### To do
Filter the records below down to lines containing "зависимости".

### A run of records
>> Begin

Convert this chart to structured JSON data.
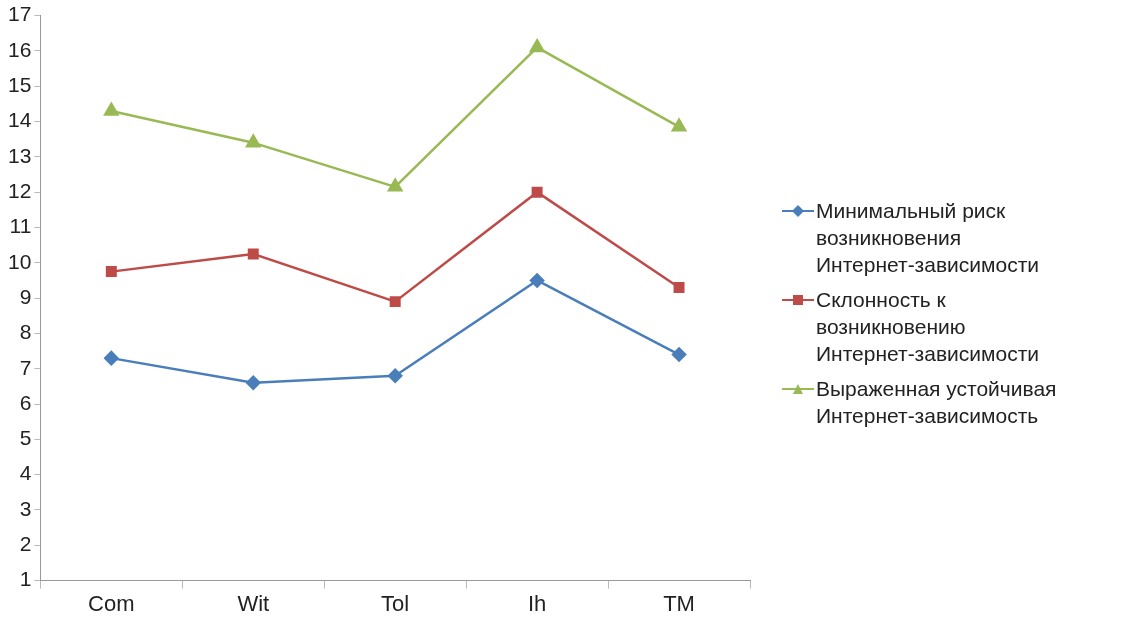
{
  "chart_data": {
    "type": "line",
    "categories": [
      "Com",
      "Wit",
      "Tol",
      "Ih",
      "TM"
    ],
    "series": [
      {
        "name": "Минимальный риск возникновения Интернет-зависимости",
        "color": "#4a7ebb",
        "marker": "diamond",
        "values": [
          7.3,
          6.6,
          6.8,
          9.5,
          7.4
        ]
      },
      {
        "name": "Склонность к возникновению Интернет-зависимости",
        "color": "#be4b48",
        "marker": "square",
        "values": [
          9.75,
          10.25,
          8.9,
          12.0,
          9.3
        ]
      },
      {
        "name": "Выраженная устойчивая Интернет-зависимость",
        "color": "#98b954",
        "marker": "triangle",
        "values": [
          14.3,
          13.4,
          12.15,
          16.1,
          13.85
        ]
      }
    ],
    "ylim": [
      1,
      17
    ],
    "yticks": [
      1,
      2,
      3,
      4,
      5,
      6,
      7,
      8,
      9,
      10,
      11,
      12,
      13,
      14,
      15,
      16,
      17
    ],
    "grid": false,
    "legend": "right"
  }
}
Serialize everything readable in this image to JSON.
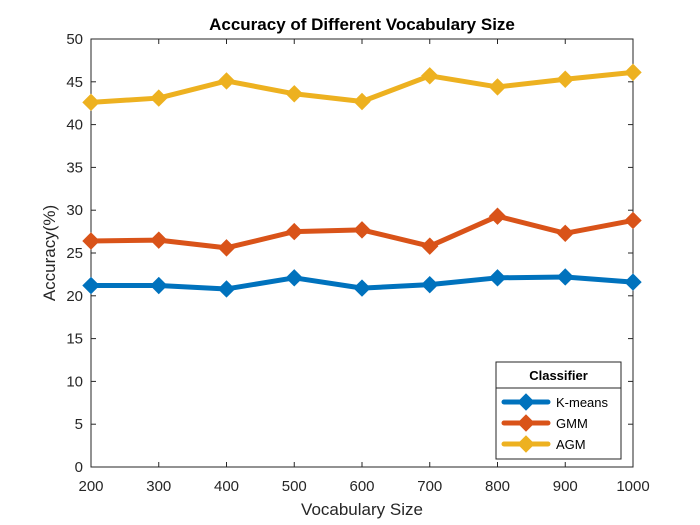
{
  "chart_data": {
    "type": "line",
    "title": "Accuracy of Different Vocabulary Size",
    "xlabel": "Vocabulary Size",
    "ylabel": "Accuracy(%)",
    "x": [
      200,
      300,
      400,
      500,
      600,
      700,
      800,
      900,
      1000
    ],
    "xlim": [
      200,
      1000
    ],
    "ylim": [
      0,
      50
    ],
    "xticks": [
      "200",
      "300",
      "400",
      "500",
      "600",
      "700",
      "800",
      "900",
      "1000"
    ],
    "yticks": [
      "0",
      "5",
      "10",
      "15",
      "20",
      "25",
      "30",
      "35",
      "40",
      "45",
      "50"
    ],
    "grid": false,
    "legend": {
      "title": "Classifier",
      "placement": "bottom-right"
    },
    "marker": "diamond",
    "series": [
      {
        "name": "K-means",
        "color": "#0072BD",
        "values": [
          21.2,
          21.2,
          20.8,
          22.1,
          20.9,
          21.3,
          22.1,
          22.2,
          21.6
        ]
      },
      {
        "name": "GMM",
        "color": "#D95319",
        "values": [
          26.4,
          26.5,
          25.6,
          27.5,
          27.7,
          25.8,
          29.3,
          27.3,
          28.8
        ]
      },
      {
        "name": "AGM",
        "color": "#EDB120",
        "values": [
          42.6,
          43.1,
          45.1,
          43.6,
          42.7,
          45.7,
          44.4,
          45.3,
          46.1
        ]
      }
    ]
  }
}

>> End

### Response to the exercise
        "name": "Минимальный риск возникновения Интернет-зависимости",
        "name": "Склонность к возникновению Интернет-зависимости",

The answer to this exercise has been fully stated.